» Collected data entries
=======
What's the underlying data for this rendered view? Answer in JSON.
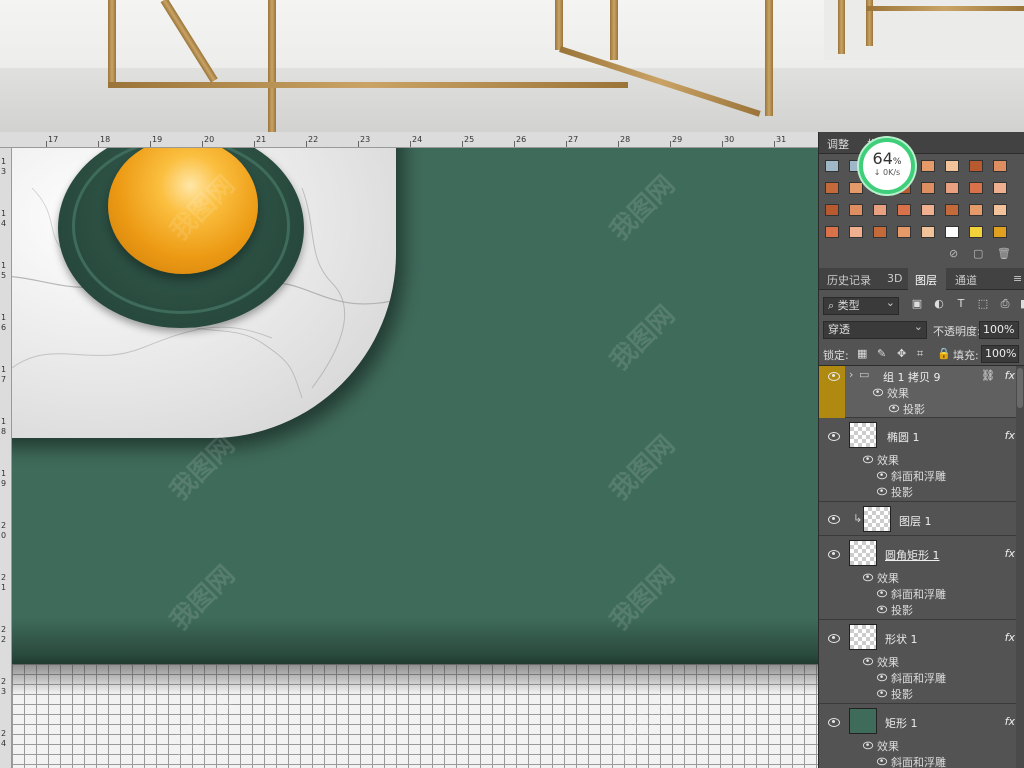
{
  "ruler": {
    "top_labels": [
      "17",
      "18",
      "19",
      "20",
      "21",
      "22",
      "23",
      "24",
      "25",
      "26",
      "27",
      "28",
      "29",
      "30",
      "31"
    ],
    "left_labels": [
      "1",
      "3",
      "1",
      "4",
      "1",
      "5",
      "1",
      "6",
      "1",
      "7",
      "1",
      "8",
      "1",
      "9",
      "2",
      "0",
      "2",
      "1",
      "2",
      "2",
      "2",
      "3",
      "2",
      "4"
    ]
  },
  "watermark": "我图网",
  "panel_top": {
    "tabs": [
      "调整",
      "样式"
    ],
    "badge": {
      "percent": "64",
      "percent_sign": "%",
      "speed": "0K/s"
    }
  },
  "layers_panel": {
    "tabs": [
      "历史记录",
      "3D",
      "图层",
      "通道"
    ],
    "active_tab": "图层",
    "filter_kind": "类型",
    "blend_mode": "穿透",
    "opacity_label": "不透明度:",
    "opacity_value": "100%",
    "lock_label": "锁定:",
    "fill_label": "填充:",
    "fill_value": "100%",
    "layers": [
      {
        "name": "组 1 拷贝 9",
        "type": "group",
        "fx": "fx",
        "effects_label": "效果",
        "effects": [
          "投影"
        ],
        "selected": true
      },
      {
        "name": "椭圆 1",
        "type": "shape",
        "fx": "fx",
        "effects_label": "效果",
        "effects": [
          "斜面和浮雕",
          "投影"
        ]
      },
      {
        "name": "图层 1",
        "type": "pixel"
      },
      {
        "name": "圆角矩形 1",
        "type": "shape",
        "fx": "fx",
        "effects_label": "效果",
        "effects": [
          "斜面和浮雕",
          "投影"
        ]
      },
      {
        "name": "形状 1",
        "type": "shape",
        "fx": "fx",
        "effects_label": "效果",
        "effects": [
          "斜面和浮雕",
          "投影"
        ]
      },
      {
        "name": "矩形 1",
        "type": "shape",
        "fx": "fx",
        "effects_label": "效果",
        "effects": [
          "斜面和浮雕"
        ]
      }
    ]
  },
  "colors": {
    "canvas_green": "#3f6b5b",
    "ball_orange": "#f0a020",
    "selected_layer_eye_bg": "#b08a10",
    "badge_green": "#3fcf7a"
  }
}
=======
Go through the listing above and write it all out exactly, leaving out any picture.

What's the underlying data for this rendered view? Answer in JSON.
{
  "ruler": {
    "top_labels": [
      "17",
      "18",
      "19",
      "20",
      "21",
      "22",
      "23",
      "24",
      "25",
      "26",
      "27",
      "28",
      "29",
      "30",
      "31"
    ],
    "left_labels": [
      "1",
      "3",
      "1",
      "4",
      "1",
      "5",
      "1",
      "6",
      "1",
      "7",
      "1",
      "8",
      "1",
      "9",
      "2",
      "0",
      "2",
      "1",
      "2",
      "2",
      "2",
      "3",
      "2",
      "4"
    ]
  },
  "watermark": "我图网",
  "panel_top": {
    "tabs": [
      "调整",
      "样式"
    ],
    "badge": {
      "percent": "64",
      "percent_sign": "%",
      "speed": "0K/s"
    }
  },
  "layers_panel": {
    "tabs": [
      "历史记录",
      "3D",
      "图层",
      "通道"
    ],
    "active_tab": "图层",
    "filter_kind": "类型",
    "blend_mode": "穿透",
    "opacity_label": "不透明度:",
    "opacity_value": "100%",
    "lock_label": "锁定:",
    "fill_label": "填充:",
    "fill_value": "100%",
    "layers": [
      {
        "name": "组 1 拷贝 9",
        "type": "group",
        "fx": "fx",
        "effects_label": "效果",
        "effects": [
          "投影"
        ],
        "selected": true
      },
      {
        "name": "椭圆 1",
        "type": "shape",
        "fx": "fx",
        "effects_label": "效果",
        "effects": [
          "斜面和浮雕",
          "投影"
        ]
      },
      {
        "name": "图层 1",
        "type": "pixel"
      },
      {
        "name": "圆角矩形 1",
        "type": "shape",
        "fx": "fx",
        "effects_label": "效果",
        "effects": [
          "斜面和浮雕",
          "投影"
        ]
      },
      {
        "name": "形状 1",
        "type": "shape",
        "fx": "fx",
        "effects_label": "效果",
        "effects": [
          "斜面和浮雕",
          "投影"
        ]
      },
      {
        "name": "矩形 1",
        "type": "shape",
        "fx": "fx",
        "effects_label": "效果",
        "effects": [
          "斜面和浮雕"
        ]
      }
    ]
  },
  "colors": {
    "canvas_green": "#3f6b5b",
    "ball_orange": "#f0a020",
    "selected_layer_eye_bg": "#b08a10",
    "badge_green": "#3fcf7a"
  }
}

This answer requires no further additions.